### Aim of the exercise:
Quote the whole listing exactly. Leave the pictures out of your copy.
-------- Data for this task
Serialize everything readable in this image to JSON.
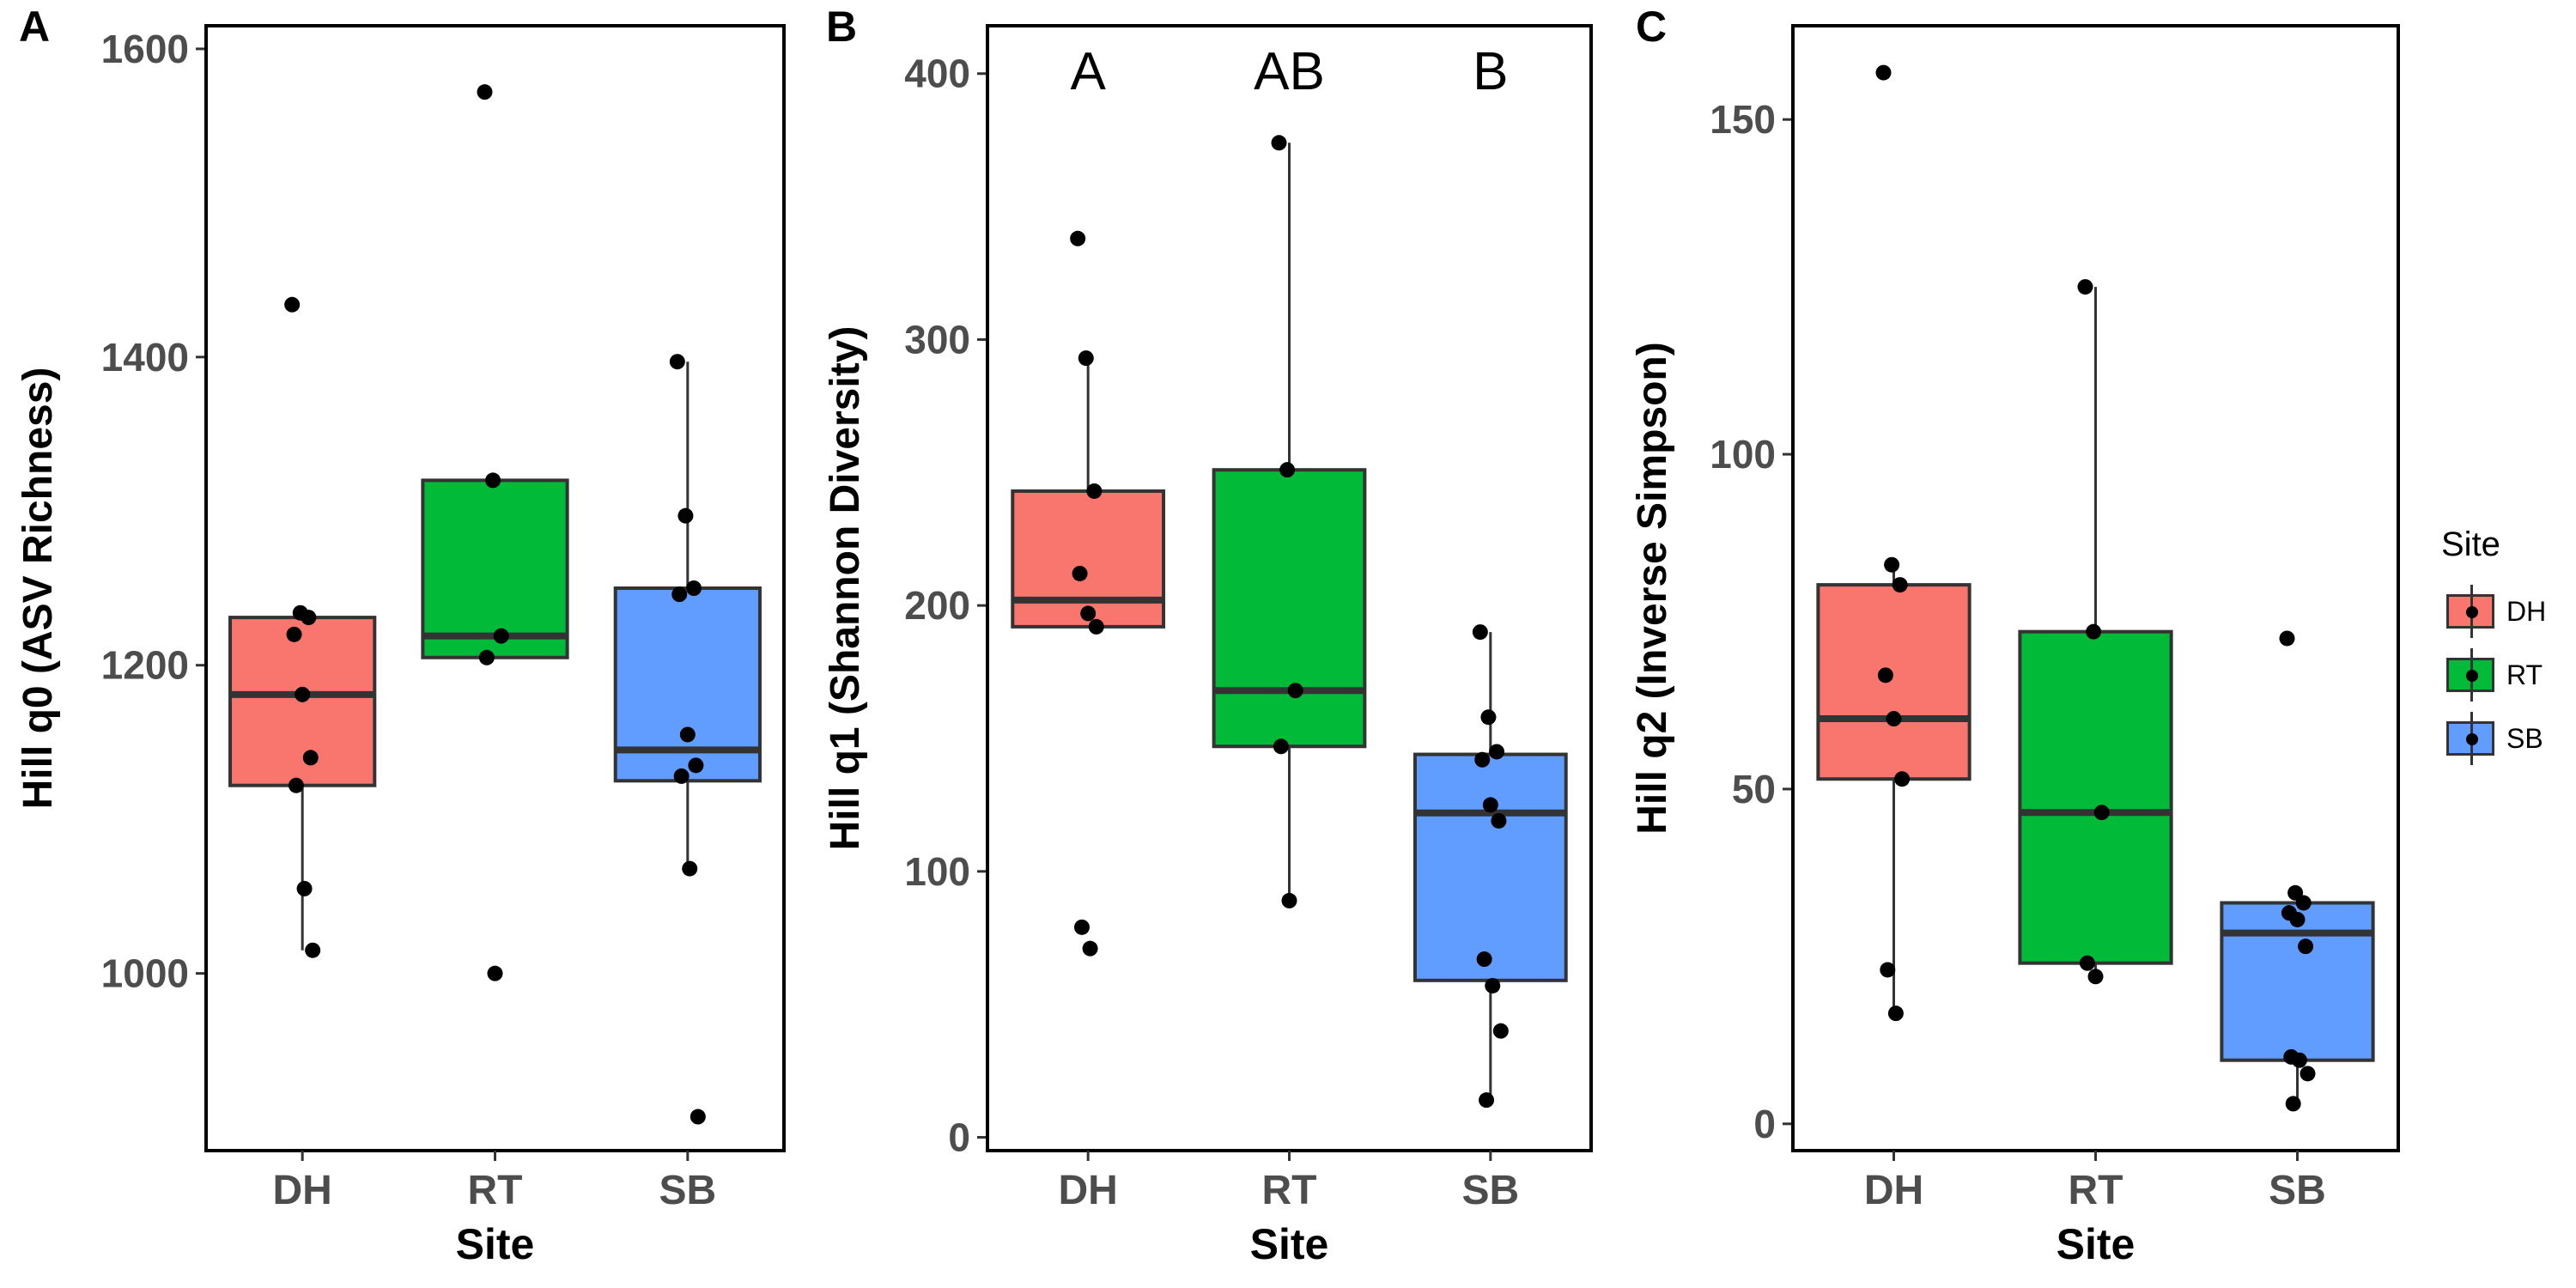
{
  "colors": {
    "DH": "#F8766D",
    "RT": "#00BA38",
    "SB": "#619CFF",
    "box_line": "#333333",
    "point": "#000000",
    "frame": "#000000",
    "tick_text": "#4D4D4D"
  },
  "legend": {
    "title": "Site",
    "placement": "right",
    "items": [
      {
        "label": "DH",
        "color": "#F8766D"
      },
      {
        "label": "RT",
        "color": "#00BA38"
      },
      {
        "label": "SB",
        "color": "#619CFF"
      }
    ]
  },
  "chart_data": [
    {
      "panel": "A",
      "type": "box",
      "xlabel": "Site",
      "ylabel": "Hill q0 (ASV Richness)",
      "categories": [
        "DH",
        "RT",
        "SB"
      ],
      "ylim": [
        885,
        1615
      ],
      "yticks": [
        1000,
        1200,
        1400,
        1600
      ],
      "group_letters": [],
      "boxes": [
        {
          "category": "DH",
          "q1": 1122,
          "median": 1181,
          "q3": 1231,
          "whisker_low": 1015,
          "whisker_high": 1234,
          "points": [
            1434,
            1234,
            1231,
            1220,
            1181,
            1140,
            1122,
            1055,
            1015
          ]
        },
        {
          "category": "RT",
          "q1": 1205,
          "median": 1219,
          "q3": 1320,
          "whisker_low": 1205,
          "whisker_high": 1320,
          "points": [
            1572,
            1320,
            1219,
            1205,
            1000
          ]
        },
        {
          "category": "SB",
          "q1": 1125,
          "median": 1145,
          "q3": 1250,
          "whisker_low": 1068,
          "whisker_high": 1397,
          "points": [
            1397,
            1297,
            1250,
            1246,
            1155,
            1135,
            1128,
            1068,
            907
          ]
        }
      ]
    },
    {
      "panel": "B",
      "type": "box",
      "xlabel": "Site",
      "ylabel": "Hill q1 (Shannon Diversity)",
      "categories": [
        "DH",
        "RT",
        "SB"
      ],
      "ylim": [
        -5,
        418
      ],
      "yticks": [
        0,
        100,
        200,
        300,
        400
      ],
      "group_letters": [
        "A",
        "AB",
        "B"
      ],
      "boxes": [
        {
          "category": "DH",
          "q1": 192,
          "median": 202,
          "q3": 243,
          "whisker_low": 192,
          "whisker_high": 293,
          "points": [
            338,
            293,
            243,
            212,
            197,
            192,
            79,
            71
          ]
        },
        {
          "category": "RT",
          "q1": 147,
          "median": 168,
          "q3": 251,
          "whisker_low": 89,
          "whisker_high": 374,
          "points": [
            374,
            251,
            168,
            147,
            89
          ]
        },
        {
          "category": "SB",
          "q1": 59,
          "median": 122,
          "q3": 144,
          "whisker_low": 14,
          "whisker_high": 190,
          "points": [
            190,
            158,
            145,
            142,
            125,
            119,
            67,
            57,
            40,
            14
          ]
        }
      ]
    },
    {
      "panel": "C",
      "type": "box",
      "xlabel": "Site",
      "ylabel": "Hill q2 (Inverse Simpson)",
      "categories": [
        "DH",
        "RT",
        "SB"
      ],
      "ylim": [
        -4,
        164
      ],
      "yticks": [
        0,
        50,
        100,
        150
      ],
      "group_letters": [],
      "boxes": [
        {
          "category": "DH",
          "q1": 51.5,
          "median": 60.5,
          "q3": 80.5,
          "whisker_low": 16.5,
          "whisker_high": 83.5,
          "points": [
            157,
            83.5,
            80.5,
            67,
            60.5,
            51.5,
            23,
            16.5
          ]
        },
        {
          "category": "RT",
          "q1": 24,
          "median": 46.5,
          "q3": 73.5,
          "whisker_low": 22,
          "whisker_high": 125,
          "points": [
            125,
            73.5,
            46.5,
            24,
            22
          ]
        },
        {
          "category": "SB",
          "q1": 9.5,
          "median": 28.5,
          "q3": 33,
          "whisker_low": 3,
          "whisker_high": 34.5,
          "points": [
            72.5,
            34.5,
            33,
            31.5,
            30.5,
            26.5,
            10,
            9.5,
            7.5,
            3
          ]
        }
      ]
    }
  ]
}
----------------
### Solution for this problem:
Serialize everything readable in this image to JSON.
{
  "colors": {
    "DH": "#F8766D",
    "RT": "#00BA38",
    "SB": "#619CFF",
    "box_line": "#333333",
    "point": "#000000",
    "frame": "#000000",
    "tick_text": "#4D4D4D"
  },
  "legend": {
    "title": "Site",
    "placement": "right",
    "items": [
      {
        "label": "DH",
        "color": "#F8766D"
      },
      {
        "label": "RT",
        "color": "#00BA38"
      },
      {
        "label": "SB",
        "color": "#619CFF"
      }
    ]
  },
  "chart_data": [
    {
      "panel": "A",
      "type": "box",
      "xlabel": "Site",
      "ylabel": "Hill q0 (ASV Richness)",
      "categories": [
        "DH",
        "RT",
        "SB"
      ],
      "ylim": [
        885,
        1615
      ],
      "yticks": [
        1000,
        1200,
        1400,
        1600
      ],
      "group_letters": [],
      "boxes": [
        {
          "category": "DH",
          "q1": 1122,
          "median": 1181,
          "q3": 1231,
          "whisker_low": 1015,
          "whisker_high": 1234,
          "points": [
            1434,
            1234,
            1231,
            1220,
            1181,
            1140,
            1122,
            1055,
            1015
          ]
        },
        {
          "category": "RT",
          "q1": 1205,
          "median": 1219,
          "q3": 1320,
          "whisker_low": 1205,
          "whisker_high": 1320,
          "points": [
            1572,
            1320,
            1219,
            1205,
            1000
          ]
        },
        {
          "category": "SB",
          "q1": 1125,
          "median": 1145,
          "q3": 1250,
          "whisker_low": 1068,
          "whisker_high": 1397,
          "points": [
            1397,
            1297,
            1250,
            1246,
            1155,
            1135,
            1128,
            1068,
            907
          ]
        }
      ]
    },
    {
      "panel": "B",
      "type": "box",
      "xlabel": "Site",
      "ylabel": "Hill q1 (Shannon Diversity)",
      "categories": [
        "DH",
        "RT",
        "SB"
      ],
      "ylim": [
        -5,
        418
      ],
      "yticks": [
        0,
        100,
        200,
        300,
        400
      ],
      "group_letters": [
        "A",
        "AB",
        "B"
      ],
      "boxes": [
        {
          "category": "DH",
          "q1": 192,
          "median": 202,
          "q3": 243,
          "whisker_low": 192,
          "whisker_high": 293,
          "points": [
            338,
            293,
            243,
            212,
            197,
            192,
            79,
            71
          ]
        },
        {
          "category": "RT",
          "q1": 147,
          "median": 168,
          "q3": 251,
          "whisker_low": 89,
          "whisker_high": 374,
          "points": [
            374,
            251,
            168,
            147,
            89
          ]
        },
        {
          "category": "SB",
          "q1": 59,
          "median": 122,
          "q3": 144,
          "whisker_low": 14,
          "whisker_high": 190,
          "points": [
            190,
            158,
            145,
            142,
            125,
            119,
            67,
            57,
            40,
            14
          ]
        }
      ]
    },
    {
      "panel": "C",
      "type": "box",
      "xlabel": "Site",
      "ylabel": "Hill q2 (Inverse Simpson)",
      "categories": [
        "DH",
        "RT",
        "SB"
      ],
      "ylim": [
        -4,
        164
      ],
      "yticks": [
        0,
        50,
        100,
        150
      ],
      "group_letters": [],
      "boxes": [
        {
          "category": "DH",
          "q1": 51.5,
          "median": 60.5,
          "q3": 80.5,
          "whisker_low": 16.5,
          "whisker_high": 83.5,
          "points": [
            157,
            83.5,
            80.5,
            67,
            60.5,
            51.5,
            23,
            16.5
          ]
        },
        {
          "category": "RT",
          "q1": 24,
          "median": 46.5,
          "q3": 73.5,
          "whisker_low": 22,
          "whisker_high": 125,
          "points": [
            125,
            73.5,
            46.5,
            24,
            22
          ]
        },
        {
          "category": "SB",
          "q1": 9.5,
          "median": 28.5,
          "q3": 33,
          "whisker_low": 3,
          "whisker_high": 34.5,
          "points": [
            72.5,
            34.5,
            33,
            31.5,
            30.5,
            26.5,
            10,
            9.5,
            7.5,
            3
          ]
        }
      ]
    }
  ]
}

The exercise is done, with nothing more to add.